● **Supplied records**
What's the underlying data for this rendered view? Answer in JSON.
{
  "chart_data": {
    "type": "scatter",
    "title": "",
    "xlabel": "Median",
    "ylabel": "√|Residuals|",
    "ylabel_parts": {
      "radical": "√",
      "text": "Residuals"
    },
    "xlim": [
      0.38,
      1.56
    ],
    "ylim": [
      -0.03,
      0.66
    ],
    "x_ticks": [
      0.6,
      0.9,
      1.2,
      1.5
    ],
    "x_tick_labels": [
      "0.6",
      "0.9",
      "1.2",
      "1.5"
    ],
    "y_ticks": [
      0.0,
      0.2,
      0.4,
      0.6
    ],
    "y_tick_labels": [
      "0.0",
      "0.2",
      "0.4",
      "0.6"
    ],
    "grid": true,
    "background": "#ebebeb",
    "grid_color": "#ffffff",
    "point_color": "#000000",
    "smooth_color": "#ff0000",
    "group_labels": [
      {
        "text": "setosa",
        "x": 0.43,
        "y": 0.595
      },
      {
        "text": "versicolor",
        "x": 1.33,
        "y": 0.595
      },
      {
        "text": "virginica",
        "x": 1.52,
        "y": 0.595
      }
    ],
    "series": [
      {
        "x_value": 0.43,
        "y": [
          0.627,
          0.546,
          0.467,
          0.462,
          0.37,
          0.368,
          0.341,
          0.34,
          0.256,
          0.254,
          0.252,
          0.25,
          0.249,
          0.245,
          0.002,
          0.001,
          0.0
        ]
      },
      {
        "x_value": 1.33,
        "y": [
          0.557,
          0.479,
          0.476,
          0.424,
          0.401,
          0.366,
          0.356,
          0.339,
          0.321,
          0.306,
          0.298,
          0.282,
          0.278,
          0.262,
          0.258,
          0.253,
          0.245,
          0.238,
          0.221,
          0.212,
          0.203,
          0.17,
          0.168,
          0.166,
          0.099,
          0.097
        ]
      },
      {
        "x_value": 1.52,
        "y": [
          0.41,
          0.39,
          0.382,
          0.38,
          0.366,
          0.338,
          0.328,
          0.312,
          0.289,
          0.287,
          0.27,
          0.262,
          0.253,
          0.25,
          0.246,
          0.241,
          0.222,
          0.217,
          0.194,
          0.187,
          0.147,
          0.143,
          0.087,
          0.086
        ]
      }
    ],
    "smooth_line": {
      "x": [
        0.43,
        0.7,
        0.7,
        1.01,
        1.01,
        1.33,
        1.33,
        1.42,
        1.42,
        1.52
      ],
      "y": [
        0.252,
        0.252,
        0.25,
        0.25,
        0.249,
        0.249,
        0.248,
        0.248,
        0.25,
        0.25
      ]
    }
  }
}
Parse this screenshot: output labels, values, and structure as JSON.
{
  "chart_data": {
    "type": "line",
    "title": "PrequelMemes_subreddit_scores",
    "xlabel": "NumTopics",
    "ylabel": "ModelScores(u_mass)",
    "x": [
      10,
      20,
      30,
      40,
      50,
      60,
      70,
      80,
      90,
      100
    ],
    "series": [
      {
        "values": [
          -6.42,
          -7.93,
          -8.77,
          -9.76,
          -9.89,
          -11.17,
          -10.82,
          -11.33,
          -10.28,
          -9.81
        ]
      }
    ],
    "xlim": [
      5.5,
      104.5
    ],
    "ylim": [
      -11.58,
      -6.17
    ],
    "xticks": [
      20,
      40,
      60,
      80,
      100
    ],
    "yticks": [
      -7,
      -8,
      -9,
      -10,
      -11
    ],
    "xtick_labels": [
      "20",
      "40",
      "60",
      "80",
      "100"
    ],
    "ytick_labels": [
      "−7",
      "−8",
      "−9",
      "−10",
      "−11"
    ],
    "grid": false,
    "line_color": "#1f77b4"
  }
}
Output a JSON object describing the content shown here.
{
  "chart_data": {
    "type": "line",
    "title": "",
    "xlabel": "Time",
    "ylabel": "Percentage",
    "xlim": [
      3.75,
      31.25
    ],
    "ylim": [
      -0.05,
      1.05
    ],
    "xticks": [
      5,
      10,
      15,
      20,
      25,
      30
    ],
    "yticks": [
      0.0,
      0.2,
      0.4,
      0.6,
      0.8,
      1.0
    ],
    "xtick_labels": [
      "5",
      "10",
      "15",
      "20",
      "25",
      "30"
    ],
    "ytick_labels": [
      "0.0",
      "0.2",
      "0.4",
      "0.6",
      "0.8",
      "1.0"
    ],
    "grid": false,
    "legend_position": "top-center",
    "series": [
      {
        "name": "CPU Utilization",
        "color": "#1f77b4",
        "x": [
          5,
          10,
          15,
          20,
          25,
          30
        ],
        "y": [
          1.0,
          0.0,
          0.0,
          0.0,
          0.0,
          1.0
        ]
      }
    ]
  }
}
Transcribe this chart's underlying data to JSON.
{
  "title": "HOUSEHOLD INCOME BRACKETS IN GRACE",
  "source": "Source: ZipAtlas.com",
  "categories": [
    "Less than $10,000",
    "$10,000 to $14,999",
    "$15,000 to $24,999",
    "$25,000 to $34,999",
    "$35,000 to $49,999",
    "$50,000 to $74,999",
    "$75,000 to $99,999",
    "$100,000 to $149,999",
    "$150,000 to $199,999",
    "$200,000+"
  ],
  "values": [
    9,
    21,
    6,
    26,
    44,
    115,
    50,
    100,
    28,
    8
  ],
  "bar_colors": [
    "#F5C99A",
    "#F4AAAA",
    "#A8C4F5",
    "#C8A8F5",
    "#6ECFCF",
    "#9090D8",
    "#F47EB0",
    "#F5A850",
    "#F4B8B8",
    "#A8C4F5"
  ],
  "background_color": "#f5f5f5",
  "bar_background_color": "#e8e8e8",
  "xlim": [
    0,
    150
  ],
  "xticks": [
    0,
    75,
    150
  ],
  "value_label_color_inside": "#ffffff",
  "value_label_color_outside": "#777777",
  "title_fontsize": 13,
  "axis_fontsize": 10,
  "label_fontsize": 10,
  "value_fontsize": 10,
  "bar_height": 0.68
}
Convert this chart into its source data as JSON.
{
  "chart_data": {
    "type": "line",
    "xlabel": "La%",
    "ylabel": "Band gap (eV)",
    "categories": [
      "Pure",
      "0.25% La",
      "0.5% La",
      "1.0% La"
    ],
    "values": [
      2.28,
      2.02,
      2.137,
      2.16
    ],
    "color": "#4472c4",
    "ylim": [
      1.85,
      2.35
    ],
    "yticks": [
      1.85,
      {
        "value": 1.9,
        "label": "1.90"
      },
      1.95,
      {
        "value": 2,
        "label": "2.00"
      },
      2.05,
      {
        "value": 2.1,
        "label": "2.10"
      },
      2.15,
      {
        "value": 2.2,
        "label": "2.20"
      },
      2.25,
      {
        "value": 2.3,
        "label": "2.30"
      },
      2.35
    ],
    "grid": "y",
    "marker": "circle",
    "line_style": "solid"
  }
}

● **Goal**
Copy each record from above exactly, and include every line.

● **Exercise answer**
What's the underlying data for this rendered view? Answer in JSON.
{
  "chart_data": {
    "type": "scatter",
    "title": "",
    "xlabel": "Median",
    "ylabel": "√|Residuals|",
    "ylabel_parts": {
      "radical": "√",
      "text": "Residuals"
    },
    "xlim": [
      0.38,
      1.56
    ],
    "ylim": [
      -0.03,
      0.66
    ],
    "x_ticks": [
      0.6,
      0.9,
      1.2,
      1.5
    ],
    "x_tick_labels": [
      "0.6",
      "0.9",
      "1.2",
      "1.5"
    ],
    "y_ticks": [
      0.0,
      0.2,
      0.4,
      0.6
    ],
    "y_tick_labels": [
      "0.0",
      "0.2",
      "0.4",
      "0.6"
    ],
    "grid": true,
    "background": "#ebebeb",
    "grid_color": "#ffffff",
    "point_color": "#000000",
    "smooth_color": "#ff0000",
    "group_labels": [
      {
        "text": "setosa",
        "x": 0.43,
        "y": 0.595
      },
      {
        "text": "versicolor",
        "x": 1.33,
        "y": 0.595
      },
      {
        "text": "virginica",
        "x": 1.52,
        "y": 0.595
      }
    ],
    "series": [
      {
        "x_value": 0.43,
        "y": [
          0.627,
          0.546,
          0.467,
          0.462,
          0.37,
          0.368,
          0.341,
          0.34,
          0.256,
          0.254,
          0.252,
          0.25,
          0.249,
          0.245,
          0.002,
          0.001,
          0.0
        ]
      },
      {
        "x_value": 1.33,
        "y": [
          0.557,
          0.479,
          0.476,
          0.424,
          0.401,
          0.366,
          0.356,
          0.339,
          0.321,
          0.306,
          0.298,
          0.282,
          0.278,
          0.262,
          0.258,
          0.253,
          0.245,
          0.238,
          0.221,
          0.212,
          0.203,
          0.17,
          0.168,
          0.166,
          0.099,
          0.097
        ]
      },
      {
        "x_value": 1.52,
        "y": [
          0.41,
          0.39,
          0.382,
          0.38,
          0.366,
          0.338,
          0.328,
          0.312,
          0.289,
          0.287,
          0.27,
          0.262,
          0.253,
          0.25,
          0.246,
          0.241,
          0.222,
          0.217,
          0.194,
          0.187,
          0.147,
          0.143,
          0.087,
          0.086
        ]
      }
    ],
    "smooth_line": {
      "x": [
        0.43,
        0.7,
        0.7,
        1.01,
        1.01,
        1.33,
        1.33,
        1.42,
        1.42,
        1.52
      ],
      "y": [
        0.252,
        0.252,
        0.25,
        0.25,
        0.249,
        0.249,
        0.248,
        0.248,
        0.25,
        0.25
      ]
    }
  }
}
Parse this screenshot: output labels, values, and structure as JSON.
{
  "chart_data": {
    "type": "line",
    "title": "PrequelMemes_subreddit_scores",
    "xlabel": "NumTopics",
    "ylabel": "ModelScores(u_mass)",
    "x": [
      10,
      20,
      30,
      40,
      50,
      60,
      70,
      80,
      90,
      100
    ],
    "series": [
      {
        "values": [
          -6.42,
          -7.93,
          -8.77,
          -9.76,
          -9.89,
          -11.17,
          -10.82,
          -11.33,
          -10.28,
          -9.81
        ]
      }
    ],
    "xlim": [
      5.5,
      104.5
    ],
    "ylim": [
      -11.58,
      -6.17
    ],
    "xticks": [
      20,
      40,
      60,
      80,
      100
    ],
    "yticks": [
      -7,
      -8,
      -9,
      -10,
      -11
    ],
    "xtick_labels": [
      "20",
      "40",
      "60",
      "80",
      "100"
    ],
    "ytick_labels": [
      "−7",
      "−8",
      "−9",
      "−10",
      "−11"
    ],
    "grid": false,
    "line_color": "#1f77b4"
  }
}
Output a JSON object describing the content shown here.
{
  "chart_data": {
    "type": "line",
    "title": "",
    "xlabel": "Time",
    "ylabel": "Percentage",
    "xlim": [
      3.75,
      31.25
    ],
    "ylim": [
      -0.05,
      1.05
    ],
    "xticks": [
      5,
      10,
      15,
      20,
      25,
      30
    ],
    "yticks": [
      0.0,
      0.2,
      0.4,
      0.6,
      0.8,
      1.0
    ],
    "xtick_labels": [
      "5",
      "10",
      "15",
      "20",
      "25",
      "30"
    ],
    "ytick_labels": [
      "0.0",
      "0.2",
      "0.4",
      "0.6",
      "0.8",
      "1.0"
    ],
    "grid": false,
    "legend_position": "top-center",
    "series": [
      {
        "name": "CPU Utilization",
        "color": "#1f77b4",
        "x": [
          5,
          10,
          15,
          20,
          25,
          30
        ],
        "y": [
          1.0,
          0.0,
          0.0,
          0.0,
          0.0,
          1.0
        ]
      }
    ]
  }
}
Transcribe this chart's underlying data to JSON.
{
  "title": "HOUSEHOLD INCOME BRACKETS IN GRACE",
  "source": "Source: ZipAtlas.com",
  "categories": [
    "Less than $10,000",
    "$10,000 to $14,999",
    "$15,000 to $24,999",
    "$25,000 to $34,999",
    "$35,000 to $49,999",
    "$50,000 to $74,999",
    "$75,000 to $99,999",
    "$100,000 to $149,999",
    "$150,000 to $199,999",
    "$200,000+"
  ],
  "values": [
    9,
    21,
    6,
    26,
    44,
    115,
    50,
    100,
    28,
    8
  ],
  "bar_colors": [
    "#F5C99A",
    "#F4AAAA",
    "#A8C4F5",
    "#C8A8F5",
    "#6ECFCF",
    "#9090D8",
    "#F47EB0",
    "#F5A850",
    "#F4B8B8",
    "#A8C4F5"
  ],
  "background_color": "#f5f5f5",
  "bar_background_color": "#e8e8e8",
  "xlim": [
    0,
    150
  ],
  "xticks": [
    0,
    75,
    150
  ],
  "value_label_color_inside": "#ffffff",
  "value_label_color_outside": "#777777",
  "title_fontsize": 13,
  "axis_fontsize": 10,
  "label_fontsize": 10,
  "value_fontsize": 10,
  "bar_height": 0.68
}
Convert this chart into its source data as JSON.
{
  "chart_data": {
    "type": "line",
    "xlabel": "La%",
    "ylabel": "Band gap (eV)",
    "categories": [
      "Pure",
      "0.25% La",
      "0.5% La",
      "1.0% La"
    ],
    "values": [
      2.28,
      2.02,
      2.137,
      2.16
    ],
    "color": "#4472c4",
    "ylim": [
      1.85,
      2.35
    ],
    "yticks": [
      1.85,
      {
        "value": 1.9,
        "label": "1.90"
      },
      1.95,
      {
        "value": 2,
        "label": "2.00"
      },
      2.05,
      {
        "value": 2.1,
        "label": "2.10"
      },
      2.15,
      {
        "value": 2.2,
        "label": "2.20"
      },
      2.25,
      {
        "value": 2.3,
        "label": "2.30"
      },
      2.35
    ],
    "grid": "y",
    "marker": "circle",
    "line_style": "solid"
  }
}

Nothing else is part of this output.